=== Material to process ===
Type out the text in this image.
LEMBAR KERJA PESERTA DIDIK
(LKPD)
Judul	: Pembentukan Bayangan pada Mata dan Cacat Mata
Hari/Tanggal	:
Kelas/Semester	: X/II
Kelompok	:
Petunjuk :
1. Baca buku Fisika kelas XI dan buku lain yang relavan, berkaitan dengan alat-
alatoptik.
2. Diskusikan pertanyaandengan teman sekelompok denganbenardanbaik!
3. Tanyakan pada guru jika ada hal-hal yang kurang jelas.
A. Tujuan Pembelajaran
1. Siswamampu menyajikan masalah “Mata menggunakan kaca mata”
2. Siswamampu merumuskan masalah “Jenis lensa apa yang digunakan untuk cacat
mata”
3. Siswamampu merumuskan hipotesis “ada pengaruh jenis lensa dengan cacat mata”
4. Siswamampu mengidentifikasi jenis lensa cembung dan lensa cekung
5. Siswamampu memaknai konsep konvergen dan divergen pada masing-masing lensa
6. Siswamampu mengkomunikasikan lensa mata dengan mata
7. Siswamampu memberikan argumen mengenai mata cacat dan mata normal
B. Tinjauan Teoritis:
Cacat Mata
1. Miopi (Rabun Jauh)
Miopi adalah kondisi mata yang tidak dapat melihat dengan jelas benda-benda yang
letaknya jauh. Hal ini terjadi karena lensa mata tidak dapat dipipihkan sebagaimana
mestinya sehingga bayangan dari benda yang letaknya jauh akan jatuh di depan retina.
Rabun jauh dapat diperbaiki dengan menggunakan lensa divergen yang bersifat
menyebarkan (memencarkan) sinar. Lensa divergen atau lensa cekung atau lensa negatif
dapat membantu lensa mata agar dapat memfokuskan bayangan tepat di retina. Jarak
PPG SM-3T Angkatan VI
===
Written problem: Each line in the material above must be retyped without alteration.

Response:
Type out the text in this image.
LEMBAR KERJA PESERTA DIDIK
(LKPD)
Judul	: Pembentukan Bayangan pada Mata dan Cacat Mata
Hari/Tanggal	:
Kelas/Semester	: X/II
Kelompok	:
Petunjuk :
1. Baca buku Fisika kelas XI dan buku lain yang relavan, berkaitan dengan alat-
alatoptik.
2. Diskusikan pertanyaandengan teman sekelompok denganbenardanbaik!
3. Tanyakan pada guru jika ada hal-hal yang kurang jelas.
A. Tujuan Pembelajaran
1. Siswamampu menyajikan masalah “Mata menggunakan kaca mata”
2. Siswamampu merumuskan masalah “Jenis lensa apa yang digunakan untuk cacat
mata”
3. Siswamampu merumuskan hipotesis “ada pengaruh jenis lensa dengan cacat mata”
4. Siswamampu mengidentifikasi jenis lensa cembung dan lensa cekung
5. Siswamampu memaknai konsep konvergen dan divergen pada masing-masing lensa
6. Siswamampu mengkomunikasikan lensa mata dengan mata
7. Siswamampu memberikan argumen mengenai mata cacat dan mata normal
B. Tinjauan Teoritis:
Cacat Mata
1. Miopi (Rabun Jauh)
Miopi adalah kondisi mata yang tidak dapat melihat dengan jelas benda-benda yang
letaknya jauh. Hal ini terjadi karena lensa mata tidak dapat dipipihkan sebagaimana
mestinya sehingga bayangan dari benda yang letaknya jauh akan jatuh di depan retina.
Rabun jauh dapat diperbaiki dengan menggunakan lensa divergen yang bersifat
menyebarkan (memencarkan) sinar. Lensa divergen atau lensa cekung atau lensa negatif
dapat membantu lensa mata agar dapat memfokuskan bayangan tepat di retina. Jarak
PPG SM-3T Angkatan VI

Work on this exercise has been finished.